• WHAT YOU NEED TO DO: Each entry that follows must be output without any deviation.

• INFORMATION PROVIDED:

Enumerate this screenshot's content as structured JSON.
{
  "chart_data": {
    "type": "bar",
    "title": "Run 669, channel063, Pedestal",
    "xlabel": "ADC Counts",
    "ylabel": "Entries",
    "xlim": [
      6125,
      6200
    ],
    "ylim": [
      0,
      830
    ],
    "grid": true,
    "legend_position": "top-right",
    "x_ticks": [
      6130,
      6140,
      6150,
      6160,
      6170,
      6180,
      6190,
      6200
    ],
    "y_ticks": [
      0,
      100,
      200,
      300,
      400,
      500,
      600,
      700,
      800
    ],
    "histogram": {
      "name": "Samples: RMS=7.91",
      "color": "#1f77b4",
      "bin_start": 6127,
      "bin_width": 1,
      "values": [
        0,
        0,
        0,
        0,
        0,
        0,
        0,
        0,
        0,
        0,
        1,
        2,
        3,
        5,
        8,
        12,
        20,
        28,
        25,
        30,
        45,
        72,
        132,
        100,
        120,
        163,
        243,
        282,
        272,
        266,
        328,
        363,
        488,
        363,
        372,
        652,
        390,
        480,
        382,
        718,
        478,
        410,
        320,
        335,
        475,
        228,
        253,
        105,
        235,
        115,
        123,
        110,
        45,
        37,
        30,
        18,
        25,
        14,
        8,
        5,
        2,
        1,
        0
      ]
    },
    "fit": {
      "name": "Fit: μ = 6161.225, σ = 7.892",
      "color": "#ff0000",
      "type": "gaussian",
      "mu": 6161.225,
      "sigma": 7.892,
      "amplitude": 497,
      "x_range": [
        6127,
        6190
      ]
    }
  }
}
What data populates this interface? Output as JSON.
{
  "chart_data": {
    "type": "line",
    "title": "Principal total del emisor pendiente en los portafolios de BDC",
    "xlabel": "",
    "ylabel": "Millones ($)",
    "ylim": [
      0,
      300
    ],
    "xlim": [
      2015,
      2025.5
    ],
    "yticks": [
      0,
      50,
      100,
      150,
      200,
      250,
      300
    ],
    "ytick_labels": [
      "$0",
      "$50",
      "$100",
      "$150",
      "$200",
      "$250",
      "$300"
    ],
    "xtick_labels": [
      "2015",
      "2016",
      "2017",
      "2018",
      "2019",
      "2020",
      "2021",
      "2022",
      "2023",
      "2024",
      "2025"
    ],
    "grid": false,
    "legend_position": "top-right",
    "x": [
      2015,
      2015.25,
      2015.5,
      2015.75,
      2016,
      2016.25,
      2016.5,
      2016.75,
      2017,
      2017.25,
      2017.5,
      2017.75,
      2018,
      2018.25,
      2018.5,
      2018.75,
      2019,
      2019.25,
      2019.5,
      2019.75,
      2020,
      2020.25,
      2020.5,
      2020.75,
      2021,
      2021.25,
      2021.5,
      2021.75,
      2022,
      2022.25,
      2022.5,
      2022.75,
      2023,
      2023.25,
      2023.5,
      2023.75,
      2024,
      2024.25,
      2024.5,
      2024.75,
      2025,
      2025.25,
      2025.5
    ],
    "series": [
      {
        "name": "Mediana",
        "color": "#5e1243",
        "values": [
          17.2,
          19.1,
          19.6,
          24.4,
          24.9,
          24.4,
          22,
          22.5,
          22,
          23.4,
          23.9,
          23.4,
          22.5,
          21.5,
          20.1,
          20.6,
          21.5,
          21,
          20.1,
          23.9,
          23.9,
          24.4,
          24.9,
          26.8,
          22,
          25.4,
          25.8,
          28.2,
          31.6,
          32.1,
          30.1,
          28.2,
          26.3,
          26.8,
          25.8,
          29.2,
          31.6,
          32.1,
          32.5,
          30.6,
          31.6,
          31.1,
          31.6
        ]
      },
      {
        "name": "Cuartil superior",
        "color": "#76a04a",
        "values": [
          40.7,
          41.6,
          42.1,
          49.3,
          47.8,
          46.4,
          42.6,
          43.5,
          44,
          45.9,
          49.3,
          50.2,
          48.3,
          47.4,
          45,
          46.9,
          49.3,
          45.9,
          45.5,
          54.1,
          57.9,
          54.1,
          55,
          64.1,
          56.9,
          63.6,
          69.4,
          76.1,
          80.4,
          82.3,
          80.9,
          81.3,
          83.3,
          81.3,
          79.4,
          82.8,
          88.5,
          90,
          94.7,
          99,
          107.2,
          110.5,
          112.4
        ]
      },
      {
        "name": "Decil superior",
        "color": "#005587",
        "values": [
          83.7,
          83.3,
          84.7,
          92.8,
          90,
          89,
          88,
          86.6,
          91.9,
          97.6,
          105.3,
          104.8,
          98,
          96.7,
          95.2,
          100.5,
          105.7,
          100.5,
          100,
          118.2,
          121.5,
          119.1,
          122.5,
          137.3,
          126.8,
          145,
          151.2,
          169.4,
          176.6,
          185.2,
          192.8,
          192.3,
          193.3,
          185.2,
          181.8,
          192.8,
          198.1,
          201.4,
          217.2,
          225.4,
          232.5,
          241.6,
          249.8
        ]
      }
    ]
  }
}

• ANSWER IN FULL:
Enumerate this screenshot's content as structured JSON.
{
  "chart_data": {
    "type": "bar",
    "title": "Run 669, channel063, Pedestal",
    "xlabel": "ADC Counts",
    "ylabel": "Entries",
    "xlim": [
      6125,
      6200
    ],
    "ylim": [
      0,
      830
    ],
    "grid": true,
    "legend_position": "top-right",
    "x_ticks": [
      6130,
      6140,
      6150,
      6160,
      6170,
      6180,
      6190,
      6200
    ],
    "y_ticks": [
      0,
      100,
      200,
      300,
      400,
      500,
      600,
      700,
      800
    ],
    "histogram": {
      "name": "Samples: RMS=7.91",
      "color": "#1f77b4",
      "bin_start": 6127,
      "bin_width": 1,
      "values": [
        0,
        0,
        0,
        0,
        0,
        0,
        0,
        0,
        0,
        0,
        1,
        2,
        3,
        5,
        8,
        12,
        20,
        28,
        25,
        30,
        45,
        72,
        132,
        100,
        120,
        163,
        243,
        282,
        272,
        266,
        328,
        363,
        488,
        363,
        372,
        652,
        390,
        480,
        382,
        718,
        478,
        410,
        320,
        335,
        475,
        228,
        253,
        105,
        235,
        115,
        123,
        110,
        45,
        37,
        30,
        18,
        25,
        14,
        8,
        5,
        2,
        1,
        0
      ]
    },
    "fit": {
      "name": "Fit: μ = 6161.225, σ = 7.892",
      "color": "#ff0000",
      "type": "gaussian",
      "mu": 6161.225,
      "sigma": 7.892,
      "amplitude": 497,
      "x_range": [
        6127,
        6190
      ]
    }
  }
}
What data populates this interface? Output as JSON.
{
  "chart_data": {
    "type": "line",
    "title": "Principal total del emisor pendiente en los portafolios de BDC",
    "xlabel": "",
    "ylabel": "Millones ($)",
    "ylim": [
      0,
      300
    ],
    "xlim": [
      2015,
      2025.5
    ],
    "yticks": [
      0,
      50,
      100,
      150,
      200,
      250,
      300
    ],
    "ytick_labels": [
      "$0",
      "$50",
      "$100",
      "$150",
      "$200",
      "$250",
      "$300"
    ],
    "xtick_labels": [
      "2015",
      "2016",
      "2017",
      "2018",
      "2019",
      "2020",
      "2021",
      "2022",
      "2023",
      "2024",
      "2025"
    ],
    "grid": false,
    "legend_position": "top-right",
    "x": [
      2015,
      2015.25,
      2015.5,
      2015.75,
      2016,
      2016.25,
      2016.5,
      2016.75,
      2017,
      2017.25,
      2017.5,
      2017.75,
      2018,
      2018.25,
      2018.5,
      2018.75,
      2019,
      2019.25,
      2019.5,
      2019.75,
      2020,
      2020.25,
      2020.5,
      2020.75,
      2021,
      2021.25,
      2021.5,
      2021.75,
      2022,
      2022.25,
      2022.5,
      2022.75,
      2023,
      2023.25,
      2023.5,
      2023.75,
      2024,
      2024.25,
      2024.5,
      2024.75,
      2025,
      2025.25,
      2025.5
    ],
    "series": [
      {
        "name": "Mediana",
        "color": "#5e1243",
        "values": [
          17.2,
          19.1,
          19.6,
          24.4,
          24.9,
          24.4,
          22,
          22.5,
          22,
          23.4,
          23.9,
          23.4,
          22.5,
          21.5,
          20.1,
          20.6,
          21.5,
          21,
          20.1,
          23.9,
          23.9,
          24.4,
          24.9,
          26.8,
          22,
          25.4,
          25.8,
          28.2,
          31.6,
          32.1,
          30.1,
          28.2,
          26.3,
          26.8,
          25.8,
          29.2,
          31.6,
          32.1,
          32.5,
          30.6,
          31.6,
          31.1,
          31.6
        ]
      },
      {
        "name": "Cuartil superior",
        "color": "#76a04a",
        "values": [
          40.7,
          41.6,
          42.1,
          49.3,
          47.8,
          46.4,
          42.6,
          43.5,
          44,
          45.9,
          49.3,
          50.2,
          48.3,
          47.4,
          45,
          46.9,
          49.3,
          45.9,
          45.5,
          54.1,
          57.9,
          54.1,
          55,
          64.1,
          56.9,
          63.6,
          69.4,
          76.1,
          80.4,
          82.3,
          80.9,
          81.3,
          83.3,
          81.3,
          79.4,
          82.8,
          88.5,
          90,
          94.7,
          99,
          107.2,
          110.5,
          112.4
        ]
      },
      {
        "name": "Decil superior",
        "color": "#005587",
        "values": [
          83.7,
          83.3,
          84.7,
          92.8,
          90,
          89,
          88,
          86.6,
          91.9,
          97.6,
          105.3,
          104.8,
          98,
          96.7,
          95.2,
          100.5,
          105.7,
          100.5,
          100,
          118.2,
          121.5,
          119.1,
          122.5,
          137.3,
          126.8,
          145,
          151.2,
          169.4,
          176.6,
          185.2,
          192.8,
          192.3,
          193.3,
          185.2,
          181.8,
          192.8,
          198.1,
          201.4,
          217.2,
          225.4,
          232.5,
          241.6,
          249.8
        ]
      }
    ]
  }
}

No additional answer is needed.